• **Task instructions**
Take the material below and retype it in full; pictures are left out.

• **Raw records**
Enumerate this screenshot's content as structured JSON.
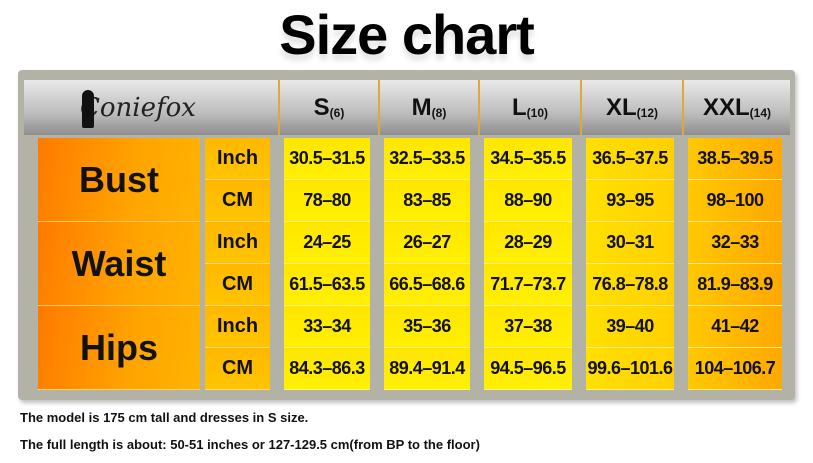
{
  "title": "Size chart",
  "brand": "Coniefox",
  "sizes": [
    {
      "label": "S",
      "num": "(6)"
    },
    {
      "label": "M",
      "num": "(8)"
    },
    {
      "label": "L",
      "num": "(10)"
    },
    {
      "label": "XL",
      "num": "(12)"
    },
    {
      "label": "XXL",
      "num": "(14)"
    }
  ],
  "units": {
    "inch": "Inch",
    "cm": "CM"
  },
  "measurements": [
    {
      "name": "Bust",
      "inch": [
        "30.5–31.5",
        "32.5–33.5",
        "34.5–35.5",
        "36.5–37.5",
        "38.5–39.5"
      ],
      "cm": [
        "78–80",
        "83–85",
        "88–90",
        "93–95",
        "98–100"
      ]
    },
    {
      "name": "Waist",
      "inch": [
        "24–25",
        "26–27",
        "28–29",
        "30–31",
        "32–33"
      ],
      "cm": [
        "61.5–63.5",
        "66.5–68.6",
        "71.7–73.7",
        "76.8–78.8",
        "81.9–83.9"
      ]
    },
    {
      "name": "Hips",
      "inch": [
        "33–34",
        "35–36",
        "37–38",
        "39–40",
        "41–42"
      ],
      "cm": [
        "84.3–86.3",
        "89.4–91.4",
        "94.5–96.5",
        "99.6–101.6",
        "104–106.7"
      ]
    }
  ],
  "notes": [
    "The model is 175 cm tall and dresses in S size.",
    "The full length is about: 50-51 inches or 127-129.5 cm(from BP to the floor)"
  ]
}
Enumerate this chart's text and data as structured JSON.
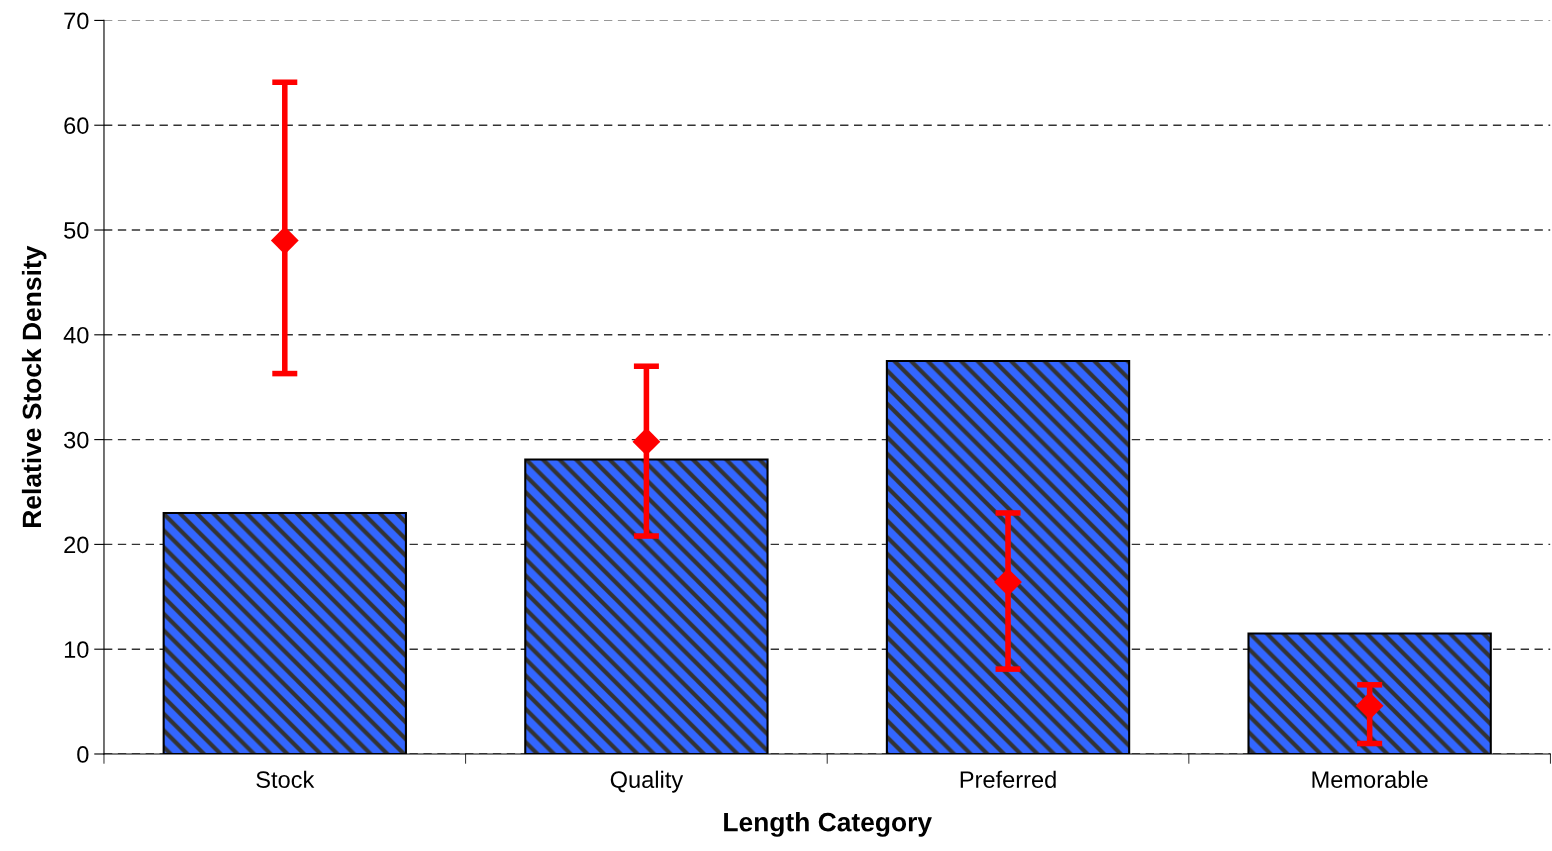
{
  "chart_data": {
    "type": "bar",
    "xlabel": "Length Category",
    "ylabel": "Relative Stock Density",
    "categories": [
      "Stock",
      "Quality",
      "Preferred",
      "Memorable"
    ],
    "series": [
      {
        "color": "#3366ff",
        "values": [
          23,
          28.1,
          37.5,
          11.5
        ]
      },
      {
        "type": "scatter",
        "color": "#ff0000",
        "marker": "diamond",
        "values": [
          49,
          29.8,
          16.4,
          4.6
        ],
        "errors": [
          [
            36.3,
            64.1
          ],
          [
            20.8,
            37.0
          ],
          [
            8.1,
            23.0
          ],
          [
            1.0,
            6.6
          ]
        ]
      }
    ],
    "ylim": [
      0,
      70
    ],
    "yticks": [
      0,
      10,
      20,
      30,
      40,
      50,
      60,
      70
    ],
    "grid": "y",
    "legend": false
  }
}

• **Solution for this exercise**
Enumerate this screenshot's content as structured JSON.
{
  "title": "Size chart",
  "brand": "Coniefox",
  "sizes": [
    {
      "label": "S",
      "num": "(6)"
    },
    {
      "label": "M",
      "num": "(8)"
    },
    {
      "label": "L",
      "num": "(10)"
    },
    {
      "label": "XL",
      "num": "(12)"
    },
    {
      "label": "XXL",
      "num": "(14)"
    }
  ],
  "units": {
    "inch": "Inch",
    "cm": "CM"
  },
  "measurements": [
    {
      "name": "Bust",
      "inch": [
        "30.5–31.5",
        "32.5–33.5",
        "34.5–35.5",
        "36.5–37.5",
        "38.5–39.5"
      ],
      "cm": [
        "78–80",
        "83–85",
        "88–90",
        "93–95",
        "98–100"
      ]
    },
    {
      "name": "Waist",
      "inch": [
        "24–25",
        "26–27",
        "28–29",
        "30–31",
        "32–33"
      ],
      "cm": [
        "61.5–63.5",
        "66.5–68.6",
        "71.7–73.7",
        "76.8–78.8",
        "81.9–83.9"
      ]
    },
    {
      "name": "Hips",
      "inch": [
        "33–34",
        "35–36",
        "37–38",
        "39–40",
        "41–42"
      ],
      "cm": [
        "84.3–86.3",
        "89.4–91.4",
        "94.5–96.5",
        "99.6–101.6",
        "104–106.7"
      ]
    }
  ],
  "notes": [
    "The model is 175 cm tall and dresses in S size.",
    "The full length is about: 50-51 inches or 127-129.5 cm(from BP to the floor)"
  ]
}
Enumerate this chart's text and data as structured JSON.
{
  "chart_data": {
    "type": "bar",
    "xlabel": "Length Category",
    "ylabel": "Relative Stock Density",
    "categories": [
      "Stock",
      "Quality",
      "Preferred",
      "Memorable"
    ],
    "series": [
      {
        "color": "#3366ff",
        "values": [
          23,
          28.1,
          37.5,
          11.5
        ]
      },
      {
        "type": "scatter",
        "color": "#ff0000",
        "marker": "diamond",
        "values": [
          49,
          29.8,
          16.4,
          4.6
        ],
        "errors": [
          [
            36.3,
            64.1
          ],
          [
            20.8,
            37.0
          ],
          [
            8.1,
            23.0
          ],
          [
            1.0,
            6.6
          ]
        ]
      }
    ],
    "ylim": [
      0,
      70
    ],
    "yticks": [
      0,
      10,
      20,
      30,
      40,
      50,
      60,
      70
    ],
    "grid": "y",
    "legend": false
  }
}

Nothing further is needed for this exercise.